**Exercise directions**
Pull every line containing "page" out of the material below.
-*-*-
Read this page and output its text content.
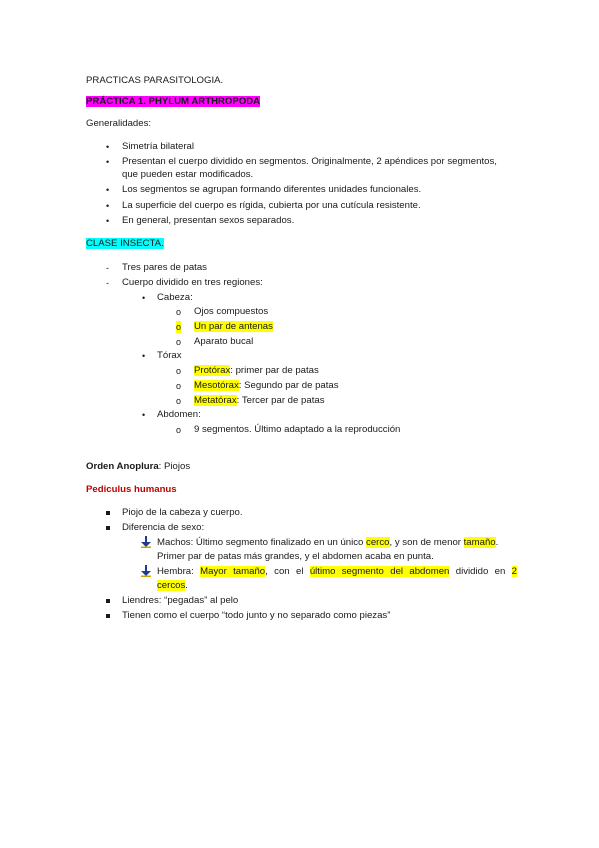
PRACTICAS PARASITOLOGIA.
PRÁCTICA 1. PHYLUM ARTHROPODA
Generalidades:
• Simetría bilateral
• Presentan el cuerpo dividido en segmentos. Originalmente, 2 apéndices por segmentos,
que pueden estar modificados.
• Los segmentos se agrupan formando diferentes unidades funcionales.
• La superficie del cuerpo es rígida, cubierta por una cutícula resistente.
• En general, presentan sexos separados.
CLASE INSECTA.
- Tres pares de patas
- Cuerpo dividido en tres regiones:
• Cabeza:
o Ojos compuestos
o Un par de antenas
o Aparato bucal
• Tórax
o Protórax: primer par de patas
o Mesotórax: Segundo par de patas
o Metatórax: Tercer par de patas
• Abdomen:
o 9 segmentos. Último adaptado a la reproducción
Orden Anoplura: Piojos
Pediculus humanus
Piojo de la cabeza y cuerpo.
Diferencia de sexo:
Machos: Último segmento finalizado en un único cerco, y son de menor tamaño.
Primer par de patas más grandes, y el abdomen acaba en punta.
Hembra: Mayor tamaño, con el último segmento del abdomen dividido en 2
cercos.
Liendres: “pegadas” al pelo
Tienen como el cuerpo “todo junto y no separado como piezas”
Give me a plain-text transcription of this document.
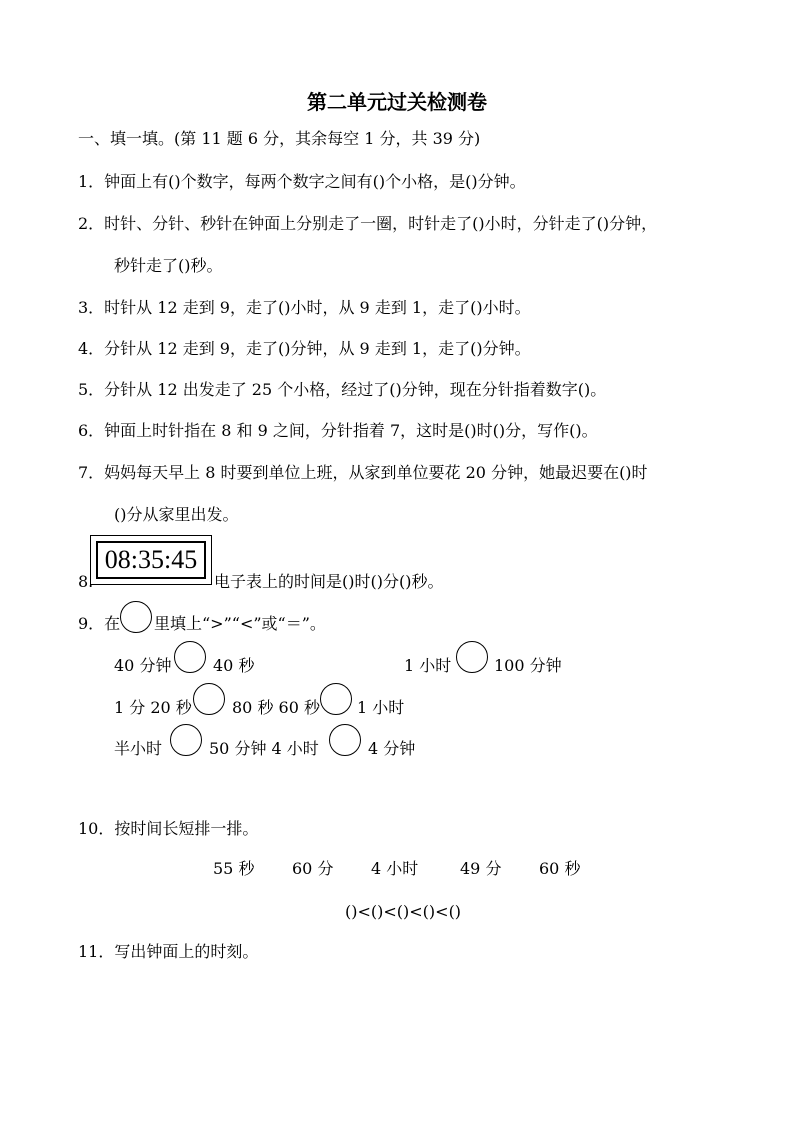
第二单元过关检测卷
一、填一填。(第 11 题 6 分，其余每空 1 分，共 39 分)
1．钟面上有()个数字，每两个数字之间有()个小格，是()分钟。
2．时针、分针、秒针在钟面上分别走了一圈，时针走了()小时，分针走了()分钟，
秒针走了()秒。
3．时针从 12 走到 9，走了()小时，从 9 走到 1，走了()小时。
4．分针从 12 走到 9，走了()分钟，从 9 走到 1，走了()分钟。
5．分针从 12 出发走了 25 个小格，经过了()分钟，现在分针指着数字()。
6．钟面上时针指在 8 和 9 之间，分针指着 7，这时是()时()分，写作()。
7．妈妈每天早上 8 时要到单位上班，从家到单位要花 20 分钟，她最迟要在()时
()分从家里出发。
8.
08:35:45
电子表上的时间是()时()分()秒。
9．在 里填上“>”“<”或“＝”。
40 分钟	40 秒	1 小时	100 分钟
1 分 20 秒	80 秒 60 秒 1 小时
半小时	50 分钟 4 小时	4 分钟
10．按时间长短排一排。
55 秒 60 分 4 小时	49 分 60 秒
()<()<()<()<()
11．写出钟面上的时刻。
-*-*-
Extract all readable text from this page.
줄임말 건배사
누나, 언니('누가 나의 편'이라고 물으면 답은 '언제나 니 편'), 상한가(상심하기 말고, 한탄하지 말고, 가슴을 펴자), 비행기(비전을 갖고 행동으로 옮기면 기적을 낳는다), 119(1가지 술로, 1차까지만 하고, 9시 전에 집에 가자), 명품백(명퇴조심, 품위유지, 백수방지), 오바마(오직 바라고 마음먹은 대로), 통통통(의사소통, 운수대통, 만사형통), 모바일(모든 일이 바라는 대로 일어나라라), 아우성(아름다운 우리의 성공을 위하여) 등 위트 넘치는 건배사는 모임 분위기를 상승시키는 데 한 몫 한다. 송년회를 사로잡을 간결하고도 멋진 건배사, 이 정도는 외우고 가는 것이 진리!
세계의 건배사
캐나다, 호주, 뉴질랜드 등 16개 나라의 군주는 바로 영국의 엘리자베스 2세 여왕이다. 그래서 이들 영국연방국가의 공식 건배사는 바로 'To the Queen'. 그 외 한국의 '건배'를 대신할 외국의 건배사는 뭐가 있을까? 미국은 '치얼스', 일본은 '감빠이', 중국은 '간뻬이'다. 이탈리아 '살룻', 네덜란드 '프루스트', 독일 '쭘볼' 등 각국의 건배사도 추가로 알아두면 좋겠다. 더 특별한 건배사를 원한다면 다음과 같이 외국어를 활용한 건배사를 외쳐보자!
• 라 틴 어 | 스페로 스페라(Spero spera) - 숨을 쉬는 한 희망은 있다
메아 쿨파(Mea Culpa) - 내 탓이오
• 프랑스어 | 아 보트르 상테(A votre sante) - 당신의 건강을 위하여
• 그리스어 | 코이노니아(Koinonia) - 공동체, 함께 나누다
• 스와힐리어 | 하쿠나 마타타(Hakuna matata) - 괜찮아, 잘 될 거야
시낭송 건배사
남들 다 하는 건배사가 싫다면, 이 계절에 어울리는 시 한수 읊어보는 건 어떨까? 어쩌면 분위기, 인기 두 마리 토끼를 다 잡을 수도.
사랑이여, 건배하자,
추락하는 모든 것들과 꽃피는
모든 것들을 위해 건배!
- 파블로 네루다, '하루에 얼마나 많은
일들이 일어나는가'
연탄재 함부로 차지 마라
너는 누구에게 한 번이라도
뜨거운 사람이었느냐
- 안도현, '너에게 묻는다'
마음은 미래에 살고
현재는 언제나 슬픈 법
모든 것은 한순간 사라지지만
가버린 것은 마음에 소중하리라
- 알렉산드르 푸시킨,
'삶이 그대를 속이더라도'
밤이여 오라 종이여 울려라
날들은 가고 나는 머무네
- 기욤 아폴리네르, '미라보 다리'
-*-*-
**Full output**
Read this page and output its text content.
Extract all readable text from this page.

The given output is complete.